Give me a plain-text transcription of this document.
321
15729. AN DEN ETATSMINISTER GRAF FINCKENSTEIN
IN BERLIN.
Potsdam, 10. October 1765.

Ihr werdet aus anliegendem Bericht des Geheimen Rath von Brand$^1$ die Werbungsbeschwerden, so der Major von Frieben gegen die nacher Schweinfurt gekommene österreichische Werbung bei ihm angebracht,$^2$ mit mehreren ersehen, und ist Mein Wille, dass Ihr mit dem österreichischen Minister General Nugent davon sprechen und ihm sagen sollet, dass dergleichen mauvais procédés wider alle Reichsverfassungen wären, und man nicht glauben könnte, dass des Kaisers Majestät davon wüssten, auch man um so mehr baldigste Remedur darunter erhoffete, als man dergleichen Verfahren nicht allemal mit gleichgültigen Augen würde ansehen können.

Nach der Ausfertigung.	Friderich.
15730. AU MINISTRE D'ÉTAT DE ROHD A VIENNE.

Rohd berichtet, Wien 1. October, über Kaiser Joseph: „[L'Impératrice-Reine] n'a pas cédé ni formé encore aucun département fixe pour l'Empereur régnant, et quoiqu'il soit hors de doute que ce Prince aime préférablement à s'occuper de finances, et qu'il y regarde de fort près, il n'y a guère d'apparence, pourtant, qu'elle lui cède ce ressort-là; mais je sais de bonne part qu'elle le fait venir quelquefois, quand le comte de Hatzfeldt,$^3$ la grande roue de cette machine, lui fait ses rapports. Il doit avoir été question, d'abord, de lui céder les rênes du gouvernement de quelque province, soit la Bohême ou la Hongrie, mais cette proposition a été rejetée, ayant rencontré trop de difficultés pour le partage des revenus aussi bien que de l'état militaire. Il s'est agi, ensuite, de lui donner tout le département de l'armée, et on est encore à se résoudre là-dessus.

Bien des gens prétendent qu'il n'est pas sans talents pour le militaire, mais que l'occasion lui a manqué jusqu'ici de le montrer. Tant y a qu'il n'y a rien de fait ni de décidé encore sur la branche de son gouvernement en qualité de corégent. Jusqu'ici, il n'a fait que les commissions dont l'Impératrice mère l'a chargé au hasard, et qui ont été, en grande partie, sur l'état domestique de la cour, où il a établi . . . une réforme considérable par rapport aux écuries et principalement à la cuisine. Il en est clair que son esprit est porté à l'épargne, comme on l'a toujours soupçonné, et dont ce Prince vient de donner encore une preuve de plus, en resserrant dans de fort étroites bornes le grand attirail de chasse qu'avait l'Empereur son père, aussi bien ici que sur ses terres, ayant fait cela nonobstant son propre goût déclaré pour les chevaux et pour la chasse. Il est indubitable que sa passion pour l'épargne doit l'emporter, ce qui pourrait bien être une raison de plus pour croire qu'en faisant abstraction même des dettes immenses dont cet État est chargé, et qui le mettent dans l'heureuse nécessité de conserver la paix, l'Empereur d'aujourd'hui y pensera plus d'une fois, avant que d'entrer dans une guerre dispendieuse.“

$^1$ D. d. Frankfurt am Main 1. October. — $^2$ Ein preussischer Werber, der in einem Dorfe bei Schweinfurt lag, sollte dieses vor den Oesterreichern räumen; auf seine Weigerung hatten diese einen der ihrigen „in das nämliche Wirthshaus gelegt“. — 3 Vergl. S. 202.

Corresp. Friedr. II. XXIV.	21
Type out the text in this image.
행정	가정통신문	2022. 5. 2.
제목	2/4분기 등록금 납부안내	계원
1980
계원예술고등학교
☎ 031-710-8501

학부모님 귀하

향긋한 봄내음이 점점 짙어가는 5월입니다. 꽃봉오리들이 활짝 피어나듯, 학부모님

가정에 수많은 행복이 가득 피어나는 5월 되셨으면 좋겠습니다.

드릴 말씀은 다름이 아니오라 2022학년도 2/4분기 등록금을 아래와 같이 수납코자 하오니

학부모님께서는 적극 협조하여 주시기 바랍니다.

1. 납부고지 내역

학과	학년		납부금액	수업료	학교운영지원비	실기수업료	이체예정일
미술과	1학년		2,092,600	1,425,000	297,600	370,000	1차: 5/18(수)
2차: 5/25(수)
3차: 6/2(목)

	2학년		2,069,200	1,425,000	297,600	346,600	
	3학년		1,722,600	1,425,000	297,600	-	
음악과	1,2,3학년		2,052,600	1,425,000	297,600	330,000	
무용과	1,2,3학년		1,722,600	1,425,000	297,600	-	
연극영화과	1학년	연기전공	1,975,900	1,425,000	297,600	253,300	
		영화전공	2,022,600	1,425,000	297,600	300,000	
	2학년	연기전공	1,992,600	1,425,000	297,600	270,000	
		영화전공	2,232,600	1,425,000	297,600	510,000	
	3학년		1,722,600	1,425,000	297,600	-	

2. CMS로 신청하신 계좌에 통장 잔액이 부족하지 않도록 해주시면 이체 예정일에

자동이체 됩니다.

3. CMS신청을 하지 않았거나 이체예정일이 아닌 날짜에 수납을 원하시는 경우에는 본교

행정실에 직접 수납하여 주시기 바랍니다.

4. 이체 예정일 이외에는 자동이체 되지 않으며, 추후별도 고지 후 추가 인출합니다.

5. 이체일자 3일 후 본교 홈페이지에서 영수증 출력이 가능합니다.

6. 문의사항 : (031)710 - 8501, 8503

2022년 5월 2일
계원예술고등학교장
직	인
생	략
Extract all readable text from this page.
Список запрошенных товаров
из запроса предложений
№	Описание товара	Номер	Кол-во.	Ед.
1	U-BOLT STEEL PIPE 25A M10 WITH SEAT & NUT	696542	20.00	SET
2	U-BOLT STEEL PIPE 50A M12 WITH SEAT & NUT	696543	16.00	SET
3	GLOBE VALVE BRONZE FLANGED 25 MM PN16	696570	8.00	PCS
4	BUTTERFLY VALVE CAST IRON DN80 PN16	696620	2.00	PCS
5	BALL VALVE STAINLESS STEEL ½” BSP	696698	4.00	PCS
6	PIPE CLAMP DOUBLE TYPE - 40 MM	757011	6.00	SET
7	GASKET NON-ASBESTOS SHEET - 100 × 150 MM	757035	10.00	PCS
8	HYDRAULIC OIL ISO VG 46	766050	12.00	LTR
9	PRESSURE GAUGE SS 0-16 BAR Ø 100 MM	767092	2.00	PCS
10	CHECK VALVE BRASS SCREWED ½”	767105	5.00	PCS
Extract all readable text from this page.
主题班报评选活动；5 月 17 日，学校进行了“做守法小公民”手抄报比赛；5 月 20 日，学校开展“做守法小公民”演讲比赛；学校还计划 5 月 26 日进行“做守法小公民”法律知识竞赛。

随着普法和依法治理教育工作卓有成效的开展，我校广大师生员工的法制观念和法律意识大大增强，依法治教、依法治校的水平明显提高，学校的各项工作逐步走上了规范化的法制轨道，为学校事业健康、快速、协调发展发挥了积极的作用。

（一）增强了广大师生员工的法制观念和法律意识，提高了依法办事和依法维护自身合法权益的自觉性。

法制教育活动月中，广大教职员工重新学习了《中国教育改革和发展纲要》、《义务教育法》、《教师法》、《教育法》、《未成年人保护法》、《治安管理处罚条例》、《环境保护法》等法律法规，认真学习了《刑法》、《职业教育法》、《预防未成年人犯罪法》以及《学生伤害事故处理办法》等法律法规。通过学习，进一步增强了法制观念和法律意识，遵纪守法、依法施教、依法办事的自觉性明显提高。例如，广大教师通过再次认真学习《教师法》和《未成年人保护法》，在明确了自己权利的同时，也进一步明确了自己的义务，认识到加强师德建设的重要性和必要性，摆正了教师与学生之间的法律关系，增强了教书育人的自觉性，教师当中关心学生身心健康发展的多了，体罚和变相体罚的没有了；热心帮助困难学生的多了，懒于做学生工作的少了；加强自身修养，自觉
● ● ●
Write out the records above again, keeping each one identical to the original.

**EXERCISE RESPONSE**
Give me a plain-text transcription of this document.
321
15729. AN DEN ETATSMINISTER GRAF FINCKENSTEIN
IN BERLIN.
Potsdam, 10. October 1765.

Ihr werdet aus anliegendem Bericht des Geheimen Rath von Brand$^1$ die Werbungsbeschwerden, so der Major von Frieben gegen die nacher Schweinfurt gekommene österreichische Werbung bei ihm angebracht,$^2$ mit mehreren ersehen, und ist Mein Wille, dass Ihr mit dem österreichischen Minister General Nugent davon sprechen und ihm sagen sollet, dass dergleichen mauvais procédés wider alle Reichsverfassungen wären, und man nicht glauben könnte, dass des Kaisers Majestät davon wüssten, auch man um so mehr baldigste Remedur darunter erhoffete, als man dergleichen Verfahren nicht allemal mit gleichgültigen Augen würde ansehen können.

Nach der Ausfertigung.	Friderich.
15730. AU MINISTRE D'ÉTAT DE ROHD A VIENNE.

Rohd berichtet, Wien 1. October, über Kaiser Joseph: „[L'Impératrice-Reine] n'a pas cédé ni formé encore aucun département fixe pour l'Empereur régnant, et quoiqu'il soit hors de doute que ce Prince aime préférablement à s'occuper de finances, et qu'il y regarde de fort près, il n'y a guère d'apparence, pourtant, qu'elle lui cède ce ressort-là; mais je sais de bonne part qu'elle le fait venir quelquefois, quand le comte de Hatzfeldt,$^3$ la grande roue de cette machine, lui fait ses rapports. Il doit avoir été question, d'abord, de lui céder les rênes du gouvernement de quelque province, soit la Bohême ou la Hongrie, mais cette proposition a été rejetée, ayant rencontré trop de difficultés pour le partage des revenus aussi bien que de l'état militaire. Il s'est agi, ensuite, de lui donner tout le département de l'armée, et on est encore à se résoudre là-dessus.

Bien des gens prétendent qu'il n'est pas sans talents pour le militaire, mais que l'occasion lui a manqué jusqu'ici de le montrer. Tant y a qu'il n'y a rien de fait ni de décidé encore sur la branche de son gouvernement en qualité de corégent. Jusqu'ici, il n'a fait que les commissions dont l'Impératrice mère l'a chargé au hasard, et qui ont été, en grande partie, sur l'état domestique de la cour, où il a établi . . . une réforme considérable par rapport aux écuries et principalement à la cuisine. Il en est clair que son esprit est porté à l'épargne, comme on l'a toujours soupçonné, et dont ce Prince vient de donner encore une preuve de plus, en resserrant dans de fort étroites bornes le grand attirail de chasse qu'avait l'Empereur son père, aussi bien ici que sur ses terres, ayant fait cela nonobstant son propre goût déclaré pour les chevaux et pour la chasse. Il est indubitable que sa passion pour l'épargne doit l'emporter, ce qui pourrait bien être une raison de plus pour croire qu'en faisant abstraction même des dettes immenses dont cet État est chargé, et qui le mettent dans l'heureuse nécessité de conserver la paix, l'Empereur d'aujourd'hui y pensera plus d'une fois, avant que d'entrer dans une guerre dispendieuse.“

$^1$ D. d. Frankfurt am Main 1. October. — $^2$ Ein preussischer Werber, der in einem Dorfe bei Schweinfurt lag, sollte dieses vor den Oesterreichern räumen; auf seine Weigerung hatten diese einen der ihrigen „in das nämliche Wirthshaus gelegt“. — 3 Vergl. S. 202.

Corresp. Friedr. II. XXIV.	21
Type out the text in this image.
행정	가정통신문	2022. 5. 2.
제목	2/4분기 등록금 납부안내	계원
1980
계원예술고등학교
☎ 031-710-8501

학부모님 귀하

향긋한 봄내음이 점점 짙어가는 5월입니다. 꽃봉오리들이 활짝 피어나듯, 학부모님

가정에 수많은 행복이 가득 피어나는 5월 되셨으면 좋겠습니다.

드릴 말씀은 다름이 아니오라 2022학년도 2/4분기 등록금을 아래와 같이 수납코자 하오니

학부모님께서는 적극 협조하여 주시기 바랍니다.

1. 납부고지 내역

학과	학년		납부금액	수업료	학교운영지원비	실기수업료	이체예정일
미술과	1학년		2,092,600	1,425,000	297,600	370,000	1차: 5/18(수)
2차: 5/25(수)
3차: 6/2(목)

	2학년		2,069,200	1,425,000	297,600	346,600	
	3학년		1,722,600	1,425,000	297,600	-	
음악과	1,2,3학년		2,052,600	1,425,000	297,600	330,000	
무용과	1,2,3학년		1,722,600	1,425,000	297,600	-	
연극영화과	1학년	연기전공	1,975,900	1,425,000	297,600	253,300	
		영화전공	2,022,600	1,425,000	297,600	300,000	
	2학년	연기전공	1,992,600	1,425,000	297,600	270,000	
		영화전공	2,232,600	1,425,000	297,600	510,000	
	3학년		1,722,600	1,425,000	297,600	-	

2. CMS로 신청하신 계좌에 통장 잔액이 부족하지 않도록 해주시면 이체 예정일에

자동이체 됩니다.

3. CMS신청을 하지 않았거나 이체예정일이 아닌 날짜에 수납을 원하시는 경우에는 본교

행정실에 직접 수납하여 주시기 바랍니다.

4. 이체 예정일 이외에는 자동이체 되지 않으며, 추후별도 고지 후 추가 인출합니다.

5. 이체일자 3일 후 본교 홈페이지에서 영수증 출력이 가능합니다.

6. 문의사항 : (031)710 - 8501, 8503

2022년 5월 2일
계원예술고등학교장
직	인
생	략
Extract all readable text from this page.
Список запрошенных товаров
из запроса предложений
№	Описание товара	Номер	Кол-во.	Ед.
1	U-BOLT STEEL PIPE 25A M10 WITH SEAT & NUT	696542	20.00	SET
2	U-BOLT STEEL PIPE 50A M12 WITH SEAT & NUT	696543	16.00	SET
3	GLOBE VALVE BRONZE FLANGED 25 MM PN16	696570	8.00	PCS
4	BUTTERFLY VALVE CAST IRON DN80 PN16	696620	2.00	PCS
5	BALL VALVE STAINLESS STEEL ½” BSP	696698	4.00	PCS
6	PIPE CLAMP DOUBLE TYPE - 40 MM	757011	6.00	SET
7	GASKET NON-ASBESTOS SHEET - 100 × 150 MM	757035	10.00	PCS
8	HYDRAULIC OIL ISO VG 46	766050	12.00	LTR
9	PRESSURE GAUGE SS 0-16 BAR Ø 100 MM	767092	2.00	PCS
10	CHECK VALVE BRASS SCREWED ½”	767105	5.00	PCS
Extract all readable text from this page.
主题班报评选活动；5 月 17 日，学校进行了“做守法小公民”手抄报比赛；5 月 20 日，学校开展“做守法小公民”演讲比赛；学校还计划 5 月 26 日进行“做守法小公民”法律知识竞赛。

随着普法和依法治理教育工作卓有成效的开展，我校广大师生员工的法制观念和法律意识大大增强，依法治教、依法治校的水平明显提高，学校的各项工作逐步走上了规范化的法制轨道，为学校事业健康、快速、协调发展发挥了积极的作用。

（一）增强了广大师生员工的法制观念和法律意识，提高了依法办事和依法维护自身合法权益的自觉性。

法制教育活动月中，广大教职员工重新学习了《中国教育改革和发展纲要》、《义务教育法》、《教师法》、《教育法》、《未成年人保护法》、《治安管理处罚条例》、《环境保护法》等法律法规，认真学习了《刑法》、《职业教育法》、《预防未成年人犯罪法》以及《学生伤害事故处理办法》等法律法规。通过学习，进一步增强了法制观念和法律意识，遵纪守法、依法施教、依法办事的自觉性明显提高。例如，广大教师通过再次认真学习《教师法》和《未成年人保护法》，在明确了自己权利的同时，也进一步明确了自己的义务，认识到加强师德建设的重要性和必要性，摆正了教师与学生之间的法律关系，增强了教书育人的自觉性，教师当中关心学生身心健康发展的多了，体罚和变相体罚的没有了；热心帮助困难学生的多了，懒于做学生工作的少了；加强自身修养，自觉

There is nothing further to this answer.